Figure data in JSON:
________

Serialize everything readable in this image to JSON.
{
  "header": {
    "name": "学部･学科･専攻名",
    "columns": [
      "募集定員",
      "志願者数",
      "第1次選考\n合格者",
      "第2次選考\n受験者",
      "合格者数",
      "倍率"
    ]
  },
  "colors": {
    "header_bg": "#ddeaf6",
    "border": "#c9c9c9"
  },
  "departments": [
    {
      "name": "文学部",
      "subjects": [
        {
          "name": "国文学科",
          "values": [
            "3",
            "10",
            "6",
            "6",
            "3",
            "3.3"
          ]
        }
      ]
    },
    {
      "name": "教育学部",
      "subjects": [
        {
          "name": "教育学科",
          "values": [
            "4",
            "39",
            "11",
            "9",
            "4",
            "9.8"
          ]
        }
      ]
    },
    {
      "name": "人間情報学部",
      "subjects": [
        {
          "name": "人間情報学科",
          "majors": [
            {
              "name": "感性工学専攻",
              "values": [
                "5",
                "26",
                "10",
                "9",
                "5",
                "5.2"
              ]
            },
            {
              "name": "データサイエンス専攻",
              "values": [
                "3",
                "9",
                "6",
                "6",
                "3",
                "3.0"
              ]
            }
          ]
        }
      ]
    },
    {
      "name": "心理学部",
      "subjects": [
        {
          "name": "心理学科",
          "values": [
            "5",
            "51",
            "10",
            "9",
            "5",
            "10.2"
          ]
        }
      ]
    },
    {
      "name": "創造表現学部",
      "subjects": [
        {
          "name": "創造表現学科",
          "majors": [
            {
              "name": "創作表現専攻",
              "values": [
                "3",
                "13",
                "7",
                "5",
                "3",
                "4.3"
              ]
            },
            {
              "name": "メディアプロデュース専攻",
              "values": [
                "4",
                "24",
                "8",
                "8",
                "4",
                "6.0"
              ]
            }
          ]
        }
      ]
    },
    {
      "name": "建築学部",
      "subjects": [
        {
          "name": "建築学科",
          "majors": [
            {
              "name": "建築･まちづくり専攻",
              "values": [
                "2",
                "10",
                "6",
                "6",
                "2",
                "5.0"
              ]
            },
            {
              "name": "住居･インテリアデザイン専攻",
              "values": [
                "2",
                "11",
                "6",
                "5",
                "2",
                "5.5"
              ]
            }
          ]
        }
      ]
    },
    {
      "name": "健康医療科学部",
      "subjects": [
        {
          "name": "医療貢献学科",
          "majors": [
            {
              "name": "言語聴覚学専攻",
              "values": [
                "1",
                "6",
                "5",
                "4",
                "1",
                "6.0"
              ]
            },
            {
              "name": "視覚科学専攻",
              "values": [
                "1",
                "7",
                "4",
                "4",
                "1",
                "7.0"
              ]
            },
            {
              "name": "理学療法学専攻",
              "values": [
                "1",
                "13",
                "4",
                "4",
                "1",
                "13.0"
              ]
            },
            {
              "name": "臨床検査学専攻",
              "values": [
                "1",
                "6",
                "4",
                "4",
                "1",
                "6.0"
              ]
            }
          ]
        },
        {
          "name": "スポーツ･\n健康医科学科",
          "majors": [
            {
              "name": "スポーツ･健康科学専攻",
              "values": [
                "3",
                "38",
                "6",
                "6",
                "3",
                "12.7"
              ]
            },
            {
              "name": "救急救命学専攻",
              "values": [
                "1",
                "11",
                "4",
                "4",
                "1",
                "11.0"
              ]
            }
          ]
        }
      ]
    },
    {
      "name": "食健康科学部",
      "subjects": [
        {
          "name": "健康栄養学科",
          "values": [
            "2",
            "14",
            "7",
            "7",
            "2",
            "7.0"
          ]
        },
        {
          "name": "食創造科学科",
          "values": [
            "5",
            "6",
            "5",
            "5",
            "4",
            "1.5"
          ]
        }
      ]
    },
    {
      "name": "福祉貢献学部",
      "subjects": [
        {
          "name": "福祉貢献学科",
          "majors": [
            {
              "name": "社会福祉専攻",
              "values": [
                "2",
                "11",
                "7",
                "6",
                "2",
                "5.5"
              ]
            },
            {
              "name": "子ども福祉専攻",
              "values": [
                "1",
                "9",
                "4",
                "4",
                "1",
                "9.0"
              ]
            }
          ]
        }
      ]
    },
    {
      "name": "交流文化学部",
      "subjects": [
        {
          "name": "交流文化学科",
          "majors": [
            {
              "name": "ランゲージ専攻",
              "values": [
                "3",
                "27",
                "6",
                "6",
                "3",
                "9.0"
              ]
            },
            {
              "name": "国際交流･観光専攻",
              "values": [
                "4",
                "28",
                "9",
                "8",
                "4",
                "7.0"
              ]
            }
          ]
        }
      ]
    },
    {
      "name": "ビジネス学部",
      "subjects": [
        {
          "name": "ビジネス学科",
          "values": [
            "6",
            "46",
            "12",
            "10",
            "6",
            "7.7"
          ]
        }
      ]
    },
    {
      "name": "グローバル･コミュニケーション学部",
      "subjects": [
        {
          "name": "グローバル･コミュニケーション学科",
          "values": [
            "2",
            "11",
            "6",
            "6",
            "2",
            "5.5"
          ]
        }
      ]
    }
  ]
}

________

Select every line in the material above where the string "グローバル" occurs, and copy it.

      "name": "グローバル･コミュニケーション学部",
          "name": "グローバル･コミュニケーション学科",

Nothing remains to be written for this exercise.